Transcribe the data that follows precisely, omitting nothing.

---- EXCERPTED RECORDS

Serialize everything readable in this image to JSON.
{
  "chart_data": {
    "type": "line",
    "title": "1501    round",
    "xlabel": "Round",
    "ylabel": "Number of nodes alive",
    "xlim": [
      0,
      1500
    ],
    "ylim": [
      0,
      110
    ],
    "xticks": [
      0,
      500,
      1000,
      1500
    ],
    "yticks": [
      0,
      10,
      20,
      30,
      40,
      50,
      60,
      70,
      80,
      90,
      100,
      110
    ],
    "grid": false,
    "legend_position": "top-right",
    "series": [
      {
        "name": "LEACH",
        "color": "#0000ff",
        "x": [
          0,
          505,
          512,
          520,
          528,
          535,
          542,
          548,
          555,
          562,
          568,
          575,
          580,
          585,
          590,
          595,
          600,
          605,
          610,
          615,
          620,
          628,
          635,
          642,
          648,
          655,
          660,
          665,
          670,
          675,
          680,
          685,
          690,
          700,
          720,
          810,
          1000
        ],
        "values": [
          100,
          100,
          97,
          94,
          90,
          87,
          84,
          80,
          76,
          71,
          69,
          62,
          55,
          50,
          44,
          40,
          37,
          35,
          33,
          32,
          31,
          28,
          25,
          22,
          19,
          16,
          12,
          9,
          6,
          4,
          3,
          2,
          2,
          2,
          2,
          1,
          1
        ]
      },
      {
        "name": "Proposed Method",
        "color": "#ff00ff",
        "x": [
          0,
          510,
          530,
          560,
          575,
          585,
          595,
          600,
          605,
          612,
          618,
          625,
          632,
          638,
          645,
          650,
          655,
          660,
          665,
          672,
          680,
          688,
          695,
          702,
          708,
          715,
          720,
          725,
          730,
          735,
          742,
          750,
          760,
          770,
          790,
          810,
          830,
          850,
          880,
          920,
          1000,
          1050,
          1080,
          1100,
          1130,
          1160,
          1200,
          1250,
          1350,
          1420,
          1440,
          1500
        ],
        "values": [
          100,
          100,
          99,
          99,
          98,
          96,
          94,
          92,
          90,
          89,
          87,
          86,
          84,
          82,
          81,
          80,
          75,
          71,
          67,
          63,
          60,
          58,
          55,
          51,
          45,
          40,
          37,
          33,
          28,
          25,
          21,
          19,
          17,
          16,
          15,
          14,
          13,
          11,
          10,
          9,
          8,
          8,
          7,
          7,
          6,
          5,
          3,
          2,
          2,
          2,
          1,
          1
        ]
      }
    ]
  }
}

--------

[SOLUTION]
Serialize everything readable in this image to JSON.
{
  "chart_data": {
    "type": "line",
    "title": "1501    round",
    "xlabel": "Round",
    "ylabel": "Number of nodes alive",
    "xlim": [
      0,
      1500
    ],
    "ylim": [
      0,
      110
    ],
    "xticks": [
      0,
      500,
      1000,
      1500
    ],
    "yticks": [
      0,
      10,
      20,
      30,
      40,
      50,
      60,
      70,
      80,
      90,
      100,
      110
    ],
    "grid": false,
    "legend_position": "top-right",
    "series": [
      {
        "name": "LEACH",
        "color": "#0000ff",
        "x": [
          0,
          505,
          512,
          520,
          528,
          535,
          542,
          548,
          555,
          562,
          568,
          575,
          580,
          585,
          590,
          595,
          600,
          605,
          610,
          615,
          620,
          628,
          635,
          642,
          648,
          655,
          660,
          665,
          670,
          675,
          680,
          685,
          690,
          700,
          720,
          810,
          1000
        ],
        "values": [
          100,
          100,
          97,
          94,
          90,
          87,
          84,
          80,
          76,
          71,
          69,
          62,
          55,
          50,
          44,
          40,
          37,
          35,
          33,
          32,
          31,
          28,
          25,
          22,
          19,
          16,
          12,
          9,
          6,
          4,
          3,
          2,
          2,
          2,
          2,
          1,
          1
        ]
      },
      {
        "name": "Proposed Method",
        "color": "#ff00ff",
        "x": [
          0,
          510,
          530,
          560,
          575,
          585,
          595,
          600,
          605,
          612,
          618,
          625,
          632,
          638,
          645,
          650,
          655,
          660,
          665,
          672,
          680,
          688,
          695,
          702,
          708,
          715,
          720,
          725,
          730,
          735,
          742,
          750,
          760,
          770,
          790,
          810,
          830,
          850,
          880,
          920,
          1000,
          1050,
          1080,
          1100,
          1130,
          1160,
          1200,
          1250,
          1350,
          1420,
          1440,
          1500
        ],
        "values": [
          100,
          100,
          99,
          99,
          98,
          96,
          94,
          92,
          90,
          89,
          87,
          86,
          84,
          82,
          81,
          80,
          75,
          71,
          67,
          63,
          60,
          58,
          55,
          51,
          45,
          40,
          37,
          33,
          28,
          25,
          21,
          19,
          17,
          16,
          15,
          14,
          13,
          11,
          10,
          9,
          8,
          8,
          7,
          7,
          6,
          5,
          3,
          2,
          2,
          2,
          1,
          1
        ]
      }
    ]
  }
}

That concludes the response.